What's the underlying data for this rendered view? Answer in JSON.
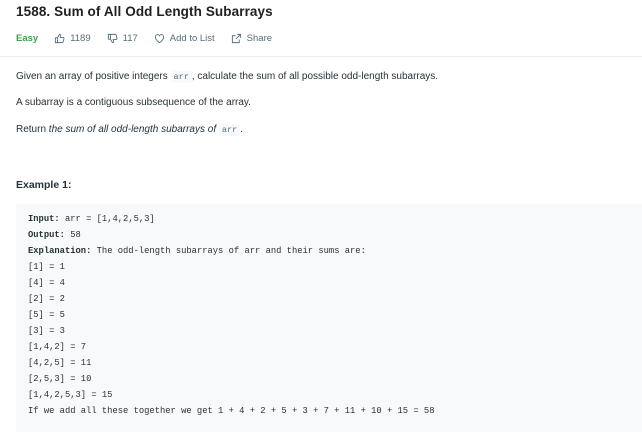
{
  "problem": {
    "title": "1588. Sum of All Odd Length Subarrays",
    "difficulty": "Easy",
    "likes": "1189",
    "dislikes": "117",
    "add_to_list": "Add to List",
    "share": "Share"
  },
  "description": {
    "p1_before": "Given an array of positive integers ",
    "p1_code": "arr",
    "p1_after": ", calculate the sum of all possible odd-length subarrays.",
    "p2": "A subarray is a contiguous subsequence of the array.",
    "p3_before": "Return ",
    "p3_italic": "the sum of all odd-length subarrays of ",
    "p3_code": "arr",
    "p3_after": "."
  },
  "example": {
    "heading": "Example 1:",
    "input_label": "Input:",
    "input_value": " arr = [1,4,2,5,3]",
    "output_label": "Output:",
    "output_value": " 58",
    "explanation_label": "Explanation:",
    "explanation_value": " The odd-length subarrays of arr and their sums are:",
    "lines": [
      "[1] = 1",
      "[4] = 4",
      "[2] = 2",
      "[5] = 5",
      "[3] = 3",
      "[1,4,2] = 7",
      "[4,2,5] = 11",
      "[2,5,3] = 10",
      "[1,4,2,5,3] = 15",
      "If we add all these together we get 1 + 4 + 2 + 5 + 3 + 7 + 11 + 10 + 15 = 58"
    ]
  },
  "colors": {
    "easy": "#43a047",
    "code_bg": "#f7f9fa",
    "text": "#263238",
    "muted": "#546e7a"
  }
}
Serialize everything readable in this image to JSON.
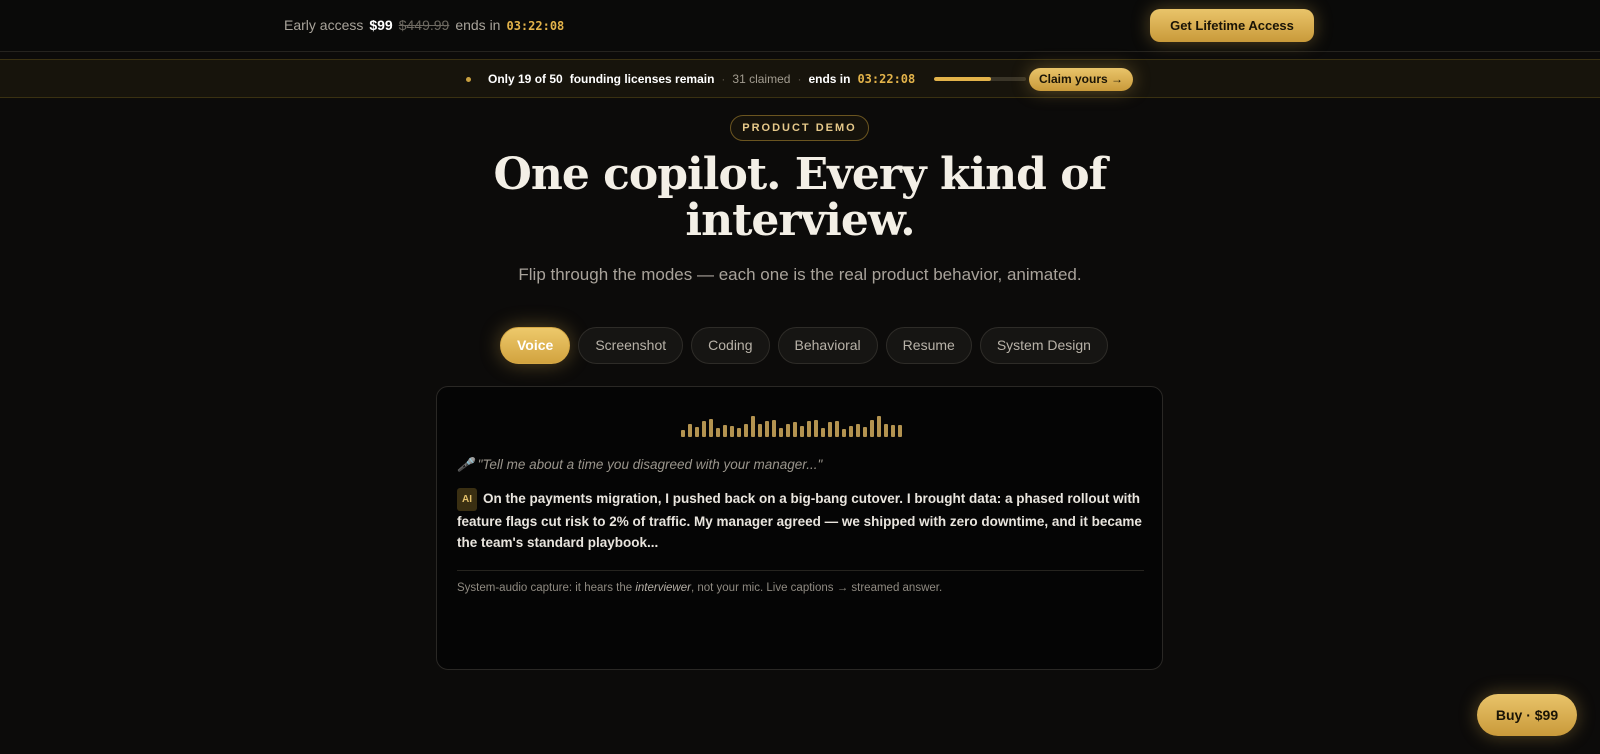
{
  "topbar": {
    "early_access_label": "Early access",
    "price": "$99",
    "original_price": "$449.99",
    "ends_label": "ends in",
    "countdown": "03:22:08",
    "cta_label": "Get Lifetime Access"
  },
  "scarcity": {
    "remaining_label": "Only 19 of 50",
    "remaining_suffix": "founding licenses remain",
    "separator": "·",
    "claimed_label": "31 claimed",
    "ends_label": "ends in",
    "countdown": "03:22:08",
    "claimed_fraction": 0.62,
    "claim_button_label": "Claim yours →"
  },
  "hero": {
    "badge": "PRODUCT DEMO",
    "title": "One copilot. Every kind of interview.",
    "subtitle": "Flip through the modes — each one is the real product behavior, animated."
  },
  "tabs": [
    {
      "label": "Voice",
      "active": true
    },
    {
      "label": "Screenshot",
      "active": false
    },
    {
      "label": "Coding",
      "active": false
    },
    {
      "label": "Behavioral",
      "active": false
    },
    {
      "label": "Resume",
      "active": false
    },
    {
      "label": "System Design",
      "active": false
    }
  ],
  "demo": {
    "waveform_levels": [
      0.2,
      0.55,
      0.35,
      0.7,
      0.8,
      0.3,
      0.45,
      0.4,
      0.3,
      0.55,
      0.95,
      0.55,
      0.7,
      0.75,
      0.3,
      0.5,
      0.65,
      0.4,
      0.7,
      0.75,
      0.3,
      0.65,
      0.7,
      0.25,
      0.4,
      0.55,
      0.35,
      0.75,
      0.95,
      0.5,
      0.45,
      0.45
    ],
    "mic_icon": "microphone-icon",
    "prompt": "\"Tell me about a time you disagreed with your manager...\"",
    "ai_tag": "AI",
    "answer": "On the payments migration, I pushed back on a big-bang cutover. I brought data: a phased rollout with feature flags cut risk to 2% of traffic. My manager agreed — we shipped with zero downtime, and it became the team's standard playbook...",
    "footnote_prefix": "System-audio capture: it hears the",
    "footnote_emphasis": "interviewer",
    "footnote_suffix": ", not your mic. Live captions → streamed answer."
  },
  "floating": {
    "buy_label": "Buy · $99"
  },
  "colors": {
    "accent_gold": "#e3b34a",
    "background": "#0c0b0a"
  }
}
- - -
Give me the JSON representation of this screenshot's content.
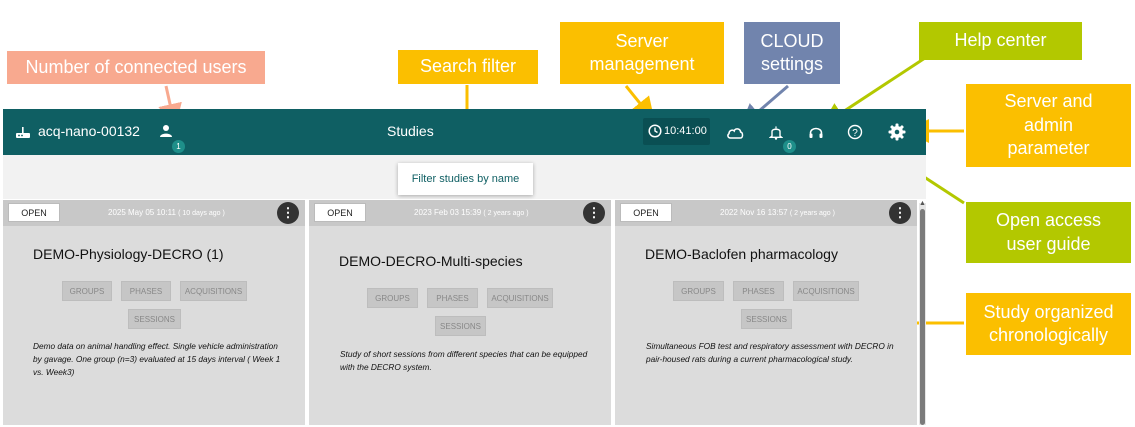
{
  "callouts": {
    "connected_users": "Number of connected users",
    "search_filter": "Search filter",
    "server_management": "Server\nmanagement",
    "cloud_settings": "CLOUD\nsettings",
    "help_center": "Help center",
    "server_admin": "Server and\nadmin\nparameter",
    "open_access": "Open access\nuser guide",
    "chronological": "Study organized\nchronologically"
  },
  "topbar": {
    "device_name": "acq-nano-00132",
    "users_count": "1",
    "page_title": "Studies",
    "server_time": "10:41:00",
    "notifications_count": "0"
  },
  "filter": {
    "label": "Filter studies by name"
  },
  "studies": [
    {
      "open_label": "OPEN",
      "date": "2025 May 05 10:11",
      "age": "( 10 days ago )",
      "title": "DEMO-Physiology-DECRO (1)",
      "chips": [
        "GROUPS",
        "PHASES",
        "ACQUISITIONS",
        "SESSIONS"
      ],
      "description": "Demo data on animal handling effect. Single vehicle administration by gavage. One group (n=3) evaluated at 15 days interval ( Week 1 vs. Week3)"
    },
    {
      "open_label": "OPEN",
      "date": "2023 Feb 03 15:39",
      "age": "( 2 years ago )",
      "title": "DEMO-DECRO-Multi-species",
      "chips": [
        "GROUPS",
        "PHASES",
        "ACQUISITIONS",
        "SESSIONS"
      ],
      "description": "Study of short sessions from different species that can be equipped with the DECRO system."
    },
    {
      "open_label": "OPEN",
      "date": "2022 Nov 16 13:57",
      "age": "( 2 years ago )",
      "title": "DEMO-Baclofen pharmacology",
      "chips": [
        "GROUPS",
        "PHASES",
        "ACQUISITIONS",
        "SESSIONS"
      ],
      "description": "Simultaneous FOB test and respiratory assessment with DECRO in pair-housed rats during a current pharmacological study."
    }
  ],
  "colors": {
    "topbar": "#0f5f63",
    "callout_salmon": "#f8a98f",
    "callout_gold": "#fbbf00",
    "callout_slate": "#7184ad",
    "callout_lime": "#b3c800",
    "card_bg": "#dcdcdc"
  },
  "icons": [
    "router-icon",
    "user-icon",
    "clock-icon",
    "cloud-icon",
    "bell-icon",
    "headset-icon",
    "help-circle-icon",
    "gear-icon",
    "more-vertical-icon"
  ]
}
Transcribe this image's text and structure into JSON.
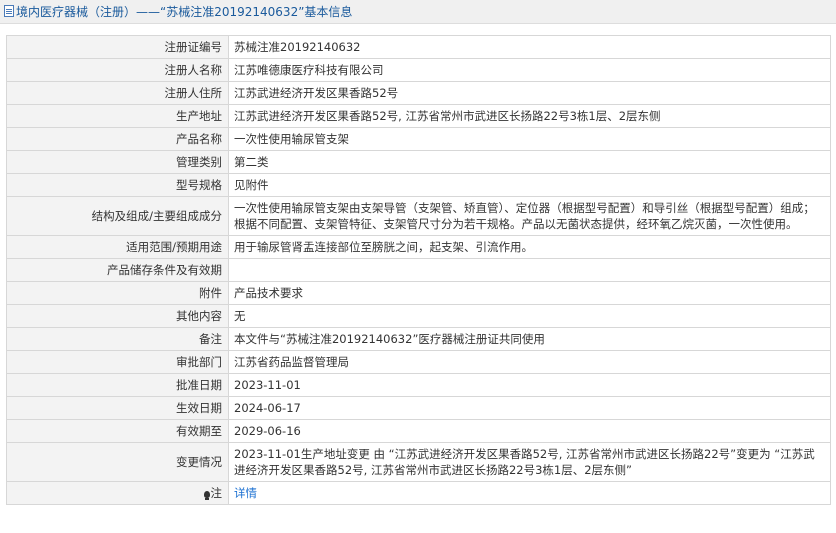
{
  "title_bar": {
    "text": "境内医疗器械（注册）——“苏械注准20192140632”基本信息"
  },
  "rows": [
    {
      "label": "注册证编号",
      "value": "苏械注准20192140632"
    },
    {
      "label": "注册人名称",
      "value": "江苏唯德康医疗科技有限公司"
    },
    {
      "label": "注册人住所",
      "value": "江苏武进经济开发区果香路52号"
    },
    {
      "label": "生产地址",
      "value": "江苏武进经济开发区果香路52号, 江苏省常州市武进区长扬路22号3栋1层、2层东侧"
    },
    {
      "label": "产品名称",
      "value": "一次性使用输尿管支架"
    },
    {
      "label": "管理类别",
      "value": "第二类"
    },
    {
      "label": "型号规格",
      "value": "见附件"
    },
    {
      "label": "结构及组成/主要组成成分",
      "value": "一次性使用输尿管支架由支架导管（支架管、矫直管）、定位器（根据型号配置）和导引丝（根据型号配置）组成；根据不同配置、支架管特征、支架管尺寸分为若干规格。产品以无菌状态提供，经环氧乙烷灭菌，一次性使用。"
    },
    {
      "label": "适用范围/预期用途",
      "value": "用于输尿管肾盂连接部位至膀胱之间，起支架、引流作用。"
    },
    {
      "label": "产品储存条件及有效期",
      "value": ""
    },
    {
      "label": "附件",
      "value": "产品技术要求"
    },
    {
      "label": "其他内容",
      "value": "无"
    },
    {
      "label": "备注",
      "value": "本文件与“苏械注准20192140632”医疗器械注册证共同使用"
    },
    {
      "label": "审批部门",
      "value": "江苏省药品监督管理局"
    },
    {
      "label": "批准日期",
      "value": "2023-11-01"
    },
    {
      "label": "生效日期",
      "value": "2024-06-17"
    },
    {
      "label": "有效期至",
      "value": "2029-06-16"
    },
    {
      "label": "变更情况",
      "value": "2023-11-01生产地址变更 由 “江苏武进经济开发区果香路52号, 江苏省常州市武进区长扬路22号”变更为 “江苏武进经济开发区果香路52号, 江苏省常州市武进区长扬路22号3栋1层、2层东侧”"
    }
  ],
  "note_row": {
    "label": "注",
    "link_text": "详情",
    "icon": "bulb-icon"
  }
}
- - -
From the data above, copy out every line with the string "species" in it.

      "title": "DEMO-DECRO-Multi-species",
      "description": "Study of short sessions from different species that can be equipped with the DECRO system."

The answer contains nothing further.